▶ Brief
From the listing below, select every line where the word "this" appears.

▶ Task input
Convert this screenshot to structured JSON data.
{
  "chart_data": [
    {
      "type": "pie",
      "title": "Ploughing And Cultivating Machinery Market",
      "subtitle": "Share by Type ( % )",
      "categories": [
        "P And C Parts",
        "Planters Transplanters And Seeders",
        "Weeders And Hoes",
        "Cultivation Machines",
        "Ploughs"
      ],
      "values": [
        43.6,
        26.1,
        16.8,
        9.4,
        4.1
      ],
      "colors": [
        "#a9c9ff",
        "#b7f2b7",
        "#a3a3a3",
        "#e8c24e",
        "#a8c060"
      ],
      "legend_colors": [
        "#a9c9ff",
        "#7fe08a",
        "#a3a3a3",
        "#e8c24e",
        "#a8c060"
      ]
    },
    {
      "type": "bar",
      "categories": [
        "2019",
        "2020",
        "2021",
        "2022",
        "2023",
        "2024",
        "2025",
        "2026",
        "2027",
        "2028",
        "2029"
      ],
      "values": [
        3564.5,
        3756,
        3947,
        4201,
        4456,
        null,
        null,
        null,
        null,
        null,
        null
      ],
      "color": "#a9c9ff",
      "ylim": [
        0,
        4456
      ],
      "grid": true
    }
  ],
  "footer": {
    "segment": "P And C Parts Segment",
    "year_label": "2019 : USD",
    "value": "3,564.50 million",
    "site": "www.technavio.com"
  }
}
* * *
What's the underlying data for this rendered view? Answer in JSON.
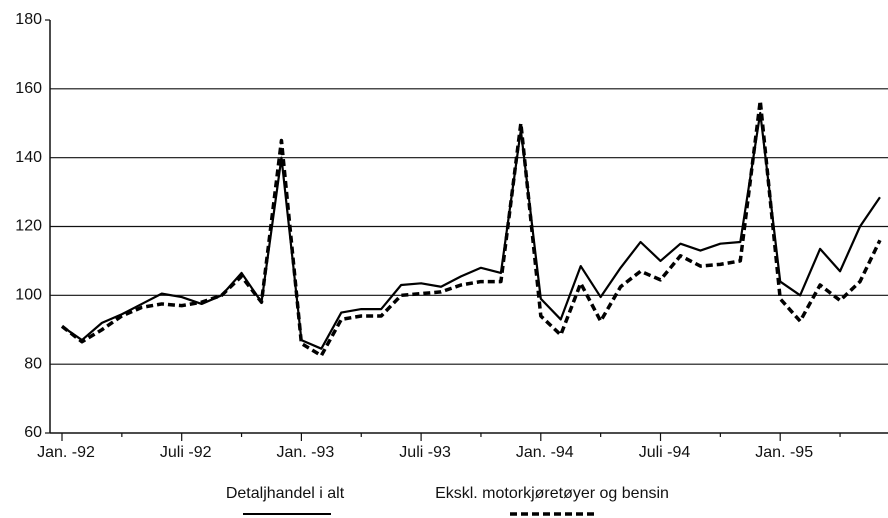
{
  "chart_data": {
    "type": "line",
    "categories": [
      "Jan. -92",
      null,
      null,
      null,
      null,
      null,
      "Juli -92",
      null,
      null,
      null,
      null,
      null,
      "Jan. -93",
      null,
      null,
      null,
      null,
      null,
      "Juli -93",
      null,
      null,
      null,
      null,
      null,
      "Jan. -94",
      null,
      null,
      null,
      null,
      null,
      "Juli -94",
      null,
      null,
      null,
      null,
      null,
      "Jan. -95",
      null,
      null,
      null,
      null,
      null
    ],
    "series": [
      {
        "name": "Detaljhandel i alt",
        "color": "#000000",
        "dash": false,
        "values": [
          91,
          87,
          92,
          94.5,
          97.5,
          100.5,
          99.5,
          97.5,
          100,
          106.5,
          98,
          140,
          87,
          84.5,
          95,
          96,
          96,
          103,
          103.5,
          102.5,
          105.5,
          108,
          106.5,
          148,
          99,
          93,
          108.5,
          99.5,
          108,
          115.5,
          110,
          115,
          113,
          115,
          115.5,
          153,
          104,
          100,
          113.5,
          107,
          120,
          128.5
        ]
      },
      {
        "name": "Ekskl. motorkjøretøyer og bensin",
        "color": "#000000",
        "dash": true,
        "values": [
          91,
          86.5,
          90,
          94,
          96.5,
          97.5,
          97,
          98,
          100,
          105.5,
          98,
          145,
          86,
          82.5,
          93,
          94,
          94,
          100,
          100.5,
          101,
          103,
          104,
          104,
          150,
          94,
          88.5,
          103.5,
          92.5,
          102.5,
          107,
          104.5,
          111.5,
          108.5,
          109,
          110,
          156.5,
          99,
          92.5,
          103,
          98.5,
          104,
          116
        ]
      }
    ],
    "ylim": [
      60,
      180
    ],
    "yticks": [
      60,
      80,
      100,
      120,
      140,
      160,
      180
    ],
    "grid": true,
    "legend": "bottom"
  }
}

▶ Task solution
Convert this screenshot to structured JSON data.
What's the underlying data for this rendered view? Answer in JSON.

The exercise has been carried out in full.